▶ **TASK REQUIREMENTS**
Below are some records; retype all of them exactly.

▶ **INPUT MATERIAL**
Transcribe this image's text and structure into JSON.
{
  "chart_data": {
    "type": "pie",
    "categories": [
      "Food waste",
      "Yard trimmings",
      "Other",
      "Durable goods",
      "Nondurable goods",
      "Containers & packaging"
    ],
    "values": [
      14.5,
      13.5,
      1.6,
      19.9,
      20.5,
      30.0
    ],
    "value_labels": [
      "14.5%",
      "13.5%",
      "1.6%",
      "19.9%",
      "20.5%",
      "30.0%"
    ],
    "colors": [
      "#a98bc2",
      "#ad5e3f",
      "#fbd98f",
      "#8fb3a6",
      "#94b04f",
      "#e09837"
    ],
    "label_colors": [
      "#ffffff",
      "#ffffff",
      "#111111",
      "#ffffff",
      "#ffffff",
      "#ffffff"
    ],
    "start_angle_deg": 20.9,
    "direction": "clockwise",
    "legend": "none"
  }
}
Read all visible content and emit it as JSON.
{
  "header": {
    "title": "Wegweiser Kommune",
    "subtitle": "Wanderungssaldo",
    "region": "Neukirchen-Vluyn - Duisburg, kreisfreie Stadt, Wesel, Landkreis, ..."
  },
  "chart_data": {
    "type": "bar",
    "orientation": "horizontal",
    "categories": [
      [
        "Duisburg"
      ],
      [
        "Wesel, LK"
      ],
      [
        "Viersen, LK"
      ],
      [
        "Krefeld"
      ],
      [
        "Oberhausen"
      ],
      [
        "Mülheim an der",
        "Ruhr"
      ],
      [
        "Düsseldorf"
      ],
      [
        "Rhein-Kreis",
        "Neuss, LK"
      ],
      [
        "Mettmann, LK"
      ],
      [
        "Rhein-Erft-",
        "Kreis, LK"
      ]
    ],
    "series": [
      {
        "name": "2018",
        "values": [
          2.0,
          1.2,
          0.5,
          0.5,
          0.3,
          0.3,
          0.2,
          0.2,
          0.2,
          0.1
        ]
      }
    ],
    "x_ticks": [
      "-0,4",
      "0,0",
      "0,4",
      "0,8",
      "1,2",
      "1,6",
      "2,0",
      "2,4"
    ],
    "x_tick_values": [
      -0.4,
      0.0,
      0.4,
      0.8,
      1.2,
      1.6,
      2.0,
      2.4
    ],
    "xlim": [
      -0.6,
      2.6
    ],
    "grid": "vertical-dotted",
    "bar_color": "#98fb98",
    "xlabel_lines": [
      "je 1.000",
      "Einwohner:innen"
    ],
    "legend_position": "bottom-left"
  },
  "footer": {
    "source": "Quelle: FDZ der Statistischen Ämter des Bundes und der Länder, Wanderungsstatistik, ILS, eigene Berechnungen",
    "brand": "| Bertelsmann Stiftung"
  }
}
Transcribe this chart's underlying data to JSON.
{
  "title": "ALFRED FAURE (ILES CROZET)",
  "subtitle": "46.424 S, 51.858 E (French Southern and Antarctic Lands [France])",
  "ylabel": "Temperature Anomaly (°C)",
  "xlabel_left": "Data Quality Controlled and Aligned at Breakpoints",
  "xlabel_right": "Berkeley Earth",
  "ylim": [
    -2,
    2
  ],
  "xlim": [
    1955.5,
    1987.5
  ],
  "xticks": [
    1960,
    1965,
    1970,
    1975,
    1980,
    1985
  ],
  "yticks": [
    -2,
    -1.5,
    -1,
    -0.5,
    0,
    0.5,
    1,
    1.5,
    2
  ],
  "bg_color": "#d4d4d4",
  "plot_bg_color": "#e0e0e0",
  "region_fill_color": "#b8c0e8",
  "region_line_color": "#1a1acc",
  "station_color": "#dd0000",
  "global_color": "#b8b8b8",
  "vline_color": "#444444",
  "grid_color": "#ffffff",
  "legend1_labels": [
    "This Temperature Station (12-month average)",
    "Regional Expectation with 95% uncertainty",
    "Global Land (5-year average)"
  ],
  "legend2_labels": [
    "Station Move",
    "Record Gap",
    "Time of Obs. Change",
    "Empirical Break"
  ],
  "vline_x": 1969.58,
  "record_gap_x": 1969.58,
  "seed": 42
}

▶ **ANSWER IN FULL**
Transcribe this image's text and structure into JSON.
{
  "chart_data": {
    "type": "pie",
    "categories": [
      "Food waste",
      "Yard trimmings",
      "Other",
      "Durable goods",
      "Nondurable goods",
      "Containers & packaging"
    ],
    "values": [
      14.5,
      13.5,
      1.6,
      19.9,
      20.5,
      30.0
    ],
    "value_labels": [
      "14.5%",
      "13.5%",
      "1.6%",
      "19.9%",
      "20.5%",
      "30.0%"
    ],
    "colors": [
      "#a98bc2",
      "#ad5e3f",
      "#fbd98f",
      "#8fb3a6",
      "#94b04f",
      "#e09837"
    ],
    "label_colors": [
      "#ffffff",
      "#ffffff",
      "#111111",
      "#ffffff",
      "#ffffff",
      "#ffffff"
    ],
    "start_angle_deg": 20.9,
    "direction": "clockwise",
    "legend": "none"
  }
}
Read all visible content and emit it as JSON.
{
  "header": {
    "title": "Wegweiser Kommune",
    "subtitle": "Wanderungssaldo",
    "region": "Neukirchen-Vluyn - Duisburg, kreisfreie Stadt, Wesel, Landkreis, ..."
  },
  "chart_data": {
    "type": "bar",
    "orientation": "horizontal",
    "categories": [
      [
        "Duisburg"
      ],
      [
        "Wesel, LK"
      ],
      [
        "Viersen, LK"
      ],
      [
        "Krefeld"
      ],
      [
        "Oberhausen"
      ],
      [
        "Mülheim an der",
        "Ruhr"
      ],
      [
        "Düsseldorf"
      ],
      [
        "Rhein-Kreis",
        "Neuss, LK"
      ],
      [
        "Mettmann, LK"
      ],
      [
        "Rhein-Erft-",
        "Kreis, LK"
      ]
    ],
    "series": [
      {
        "name": "2018",
        "values": [
          2.0,
          1.2,
          0.5,
          0.5,
          0.3,
          0.3,
          0.2,
          0.2,
          0.2,
          0.1
        ]
      }
    ],
    "x_ticks": [
      "-0,4",
      "0,0",
      "0,4",
      "0,8",
      "1,2",
      "1,6",
      "2,0",
      "2,4"
    ],
    "x_tick_values": [
      -0.4,
      0.0,
      0.4,
      0.8,
      1.2,
      1.6,
      2.0,
      2.4
    ],
    "xlim": [
      -0.6,
      2.6
    ],
    "grid": "vertical-dotted",
    "bar_color": "#98fb98",
    "xlabel_lines": [
      "je 1.000",
      "Einwohner:innen"
    ],
    "legend_position": "bottom-left"
  },
  "footer": {
    "source": "Quelle: FDZ der Statistischen Ämter des Bundes und der Länder, Wanderungsstatistik, ILS, eigene Berechnungen",
    "brand": "| Bertelsmann Stiftung"
  }
}
Transcribe this chart's underlying data to JSON.
{
  "title": "ALFRED FAURE (ILES CROZET)",
  "subtitle": "46.424 S, 51.858 E (French Southern and Antarctic Lands [France])",
  "ylabel": "Temperature Anomaly (°C)",
  "xlabel_left": "Data Quality Controlled and Aligned at Breakpoints",
  "xlabel_right": "Berkeley Earth",
  "ylim": [
    -2,
    2
  ],
  "xlim": [
    1955.5,
    1987.5
  ],
  "xticks": [
    1960,
    1965,
    1970,
    1975,
    1980,
    1985
  ],
  "yticks": [
    -2,
    -1.5,
    -1,
    -0.5,
    0,
    0.5,
    1,
    1.5,
    2
  ],
  "bg_color": "#d4d4d4",
  "plot_bg_color": "#e0e0e0",
  "region_fill_color": "#b8c0e8",
  "region_line_color": "#1a1acc",
  "station_color": "#dd0000",
  "global_color": "#b8b8b8",
  "vline_color": "#444444",
  "grid_color": "#ffffff",
  "legend1_labels": [
    "This Temperature Station (12-month average)",
    "Regional Expectation with 95% uncertainty",
    "Global Land (5-year average)"
  ],
  "legend2_labels": [
    "Station Move",
    "Record Gap",
    "Time of Obs. Change",
    "Empirical Break"
  ],
  "vline_x": 1969.58,
  "record_gap_x": 1969.58,
  "seed": 42
}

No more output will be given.